**GIVEN INSTRUCTION:** Reproduce the entries word for word, from their first line through the line containing "mmi-speed-name-value: Speed1 (243, 161, 272, 170)", including both.

## Start INPUT RECORDS

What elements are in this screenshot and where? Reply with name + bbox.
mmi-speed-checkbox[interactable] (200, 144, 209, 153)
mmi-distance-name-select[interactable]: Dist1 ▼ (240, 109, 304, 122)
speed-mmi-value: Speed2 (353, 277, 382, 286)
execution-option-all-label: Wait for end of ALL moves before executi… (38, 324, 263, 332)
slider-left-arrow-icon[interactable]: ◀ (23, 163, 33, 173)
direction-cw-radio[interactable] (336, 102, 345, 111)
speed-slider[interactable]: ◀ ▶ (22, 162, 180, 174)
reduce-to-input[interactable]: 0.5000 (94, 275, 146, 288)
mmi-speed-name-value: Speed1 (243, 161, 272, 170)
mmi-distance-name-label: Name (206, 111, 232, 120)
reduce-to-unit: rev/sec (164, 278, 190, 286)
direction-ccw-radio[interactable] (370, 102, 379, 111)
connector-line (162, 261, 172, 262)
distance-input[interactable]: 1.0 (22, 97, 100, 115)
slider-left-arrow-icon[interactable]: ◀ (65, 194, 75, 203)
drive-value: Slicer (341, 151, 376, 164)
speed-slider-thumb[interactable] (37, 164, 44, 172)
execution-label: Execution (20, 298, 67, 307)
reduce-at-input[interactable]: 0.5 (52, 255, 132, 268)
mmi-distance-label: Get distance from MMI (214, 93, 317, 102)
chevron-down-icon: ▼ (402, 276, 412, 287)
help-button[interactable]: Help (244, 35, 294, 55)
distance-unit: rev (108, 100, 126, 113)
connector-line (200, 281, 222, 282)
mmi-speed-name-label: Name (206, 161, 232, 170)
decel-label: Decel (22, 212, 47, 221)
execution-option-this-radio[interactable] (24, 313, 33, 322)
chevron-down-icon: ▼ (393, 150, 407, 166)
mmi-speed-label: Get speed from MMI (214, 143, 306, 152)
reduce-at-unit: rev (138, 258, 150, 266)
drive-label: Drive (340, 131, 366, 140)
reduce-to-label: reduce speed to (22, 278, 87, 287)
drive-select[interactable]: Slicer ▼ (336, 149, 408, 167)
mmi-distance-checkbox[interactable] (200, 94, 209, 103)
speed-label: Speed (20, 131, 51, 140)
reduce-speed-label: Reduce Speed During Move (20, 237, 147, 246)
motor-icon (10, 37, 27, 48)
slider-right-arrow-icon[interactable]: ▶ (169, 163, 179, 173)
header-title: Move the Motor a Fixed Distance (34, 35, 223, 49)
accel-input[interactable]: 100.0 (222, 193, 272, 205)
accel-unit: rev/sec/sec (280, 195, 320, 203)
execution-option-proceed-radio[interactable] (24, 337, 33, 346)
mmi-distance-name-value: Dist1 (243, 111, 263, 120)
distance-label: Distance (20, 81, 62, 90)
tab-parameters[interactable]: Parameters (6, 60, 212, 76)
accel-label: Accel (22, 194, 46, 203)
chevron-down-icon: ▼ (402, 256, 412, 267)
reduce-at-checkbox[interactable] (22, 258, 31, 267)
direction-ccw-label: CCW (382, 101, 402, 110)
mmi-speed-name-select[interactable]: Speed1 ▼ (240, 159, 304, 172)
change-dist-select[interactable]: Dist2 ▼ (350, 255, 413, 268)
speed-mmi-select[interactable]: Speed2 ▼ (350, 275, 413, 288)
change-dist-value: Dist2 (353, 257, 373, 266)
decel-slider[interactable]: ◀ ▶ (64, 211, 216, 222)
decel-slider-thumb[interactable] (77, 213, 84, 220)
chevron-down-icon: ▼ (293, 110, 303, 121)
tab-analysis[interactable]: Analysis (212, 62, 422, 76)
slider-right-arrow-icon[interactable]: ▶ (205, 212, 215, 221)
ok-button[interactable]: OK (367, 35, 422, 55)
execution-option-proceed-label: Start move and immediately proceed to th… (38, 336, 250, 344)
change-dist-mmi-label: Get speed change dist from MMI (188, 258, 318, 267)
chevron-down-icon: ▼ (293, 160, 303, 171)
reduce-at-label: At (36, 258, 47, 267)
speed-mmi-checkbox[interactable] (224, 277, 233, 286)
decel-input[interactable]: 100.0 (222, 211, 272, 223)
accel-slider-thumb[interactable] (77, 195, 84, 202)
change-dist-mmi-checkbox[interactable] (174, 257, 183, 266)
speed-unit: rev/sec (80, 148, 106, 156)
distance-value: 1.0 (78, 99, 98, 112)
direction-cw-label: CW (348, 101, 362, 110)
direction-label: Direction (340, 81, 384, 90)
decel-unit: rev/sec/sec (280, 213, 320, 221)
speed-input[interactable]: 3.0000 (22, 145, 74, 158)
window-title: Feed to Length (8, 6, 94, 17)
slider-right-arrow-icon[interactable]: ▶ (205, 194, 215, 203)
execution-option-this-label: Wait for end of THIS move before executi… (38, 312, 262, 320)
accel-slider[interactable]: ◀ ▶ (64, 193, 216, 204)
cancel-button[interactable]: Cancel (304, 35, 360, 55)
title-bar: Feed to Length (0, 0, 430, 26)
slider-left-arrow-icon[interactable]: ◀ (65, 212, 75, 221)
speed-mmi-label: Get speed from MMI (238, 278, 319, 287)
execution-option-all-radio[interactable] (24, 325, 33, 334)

## End INPUT RECORDS

**SOLUTION TO THIS EXERCISE:**
What elements are in this screenshot and where? Reply with name + bbox.
mmi-speed-checkbox[interactable] (200, 144, 209, 153)
mmi-distance-name-select[interactable]: Dist1 ▼ (240, 109, 304, 122)
speed-mmi-value: Speed2 (353, 277, 382, 286)
execution-option-all-label: Wait for end of ALL moves before executi… (38, 324, 263, 332)
slider-left-arrow-icon[interactable]: ◀ (23, 163, 33, 173)
direction-cw-radio[interactable] (336, 102, 345, 111)
speed-slider[interactable]: ◀ ▶ (22, 162, 180, 174)
reduce-to-input[interactable]: 0.5000 (94, 275, 146, 288)
mmi-speed-name-value: Speed1 (243, 161, 272, 170)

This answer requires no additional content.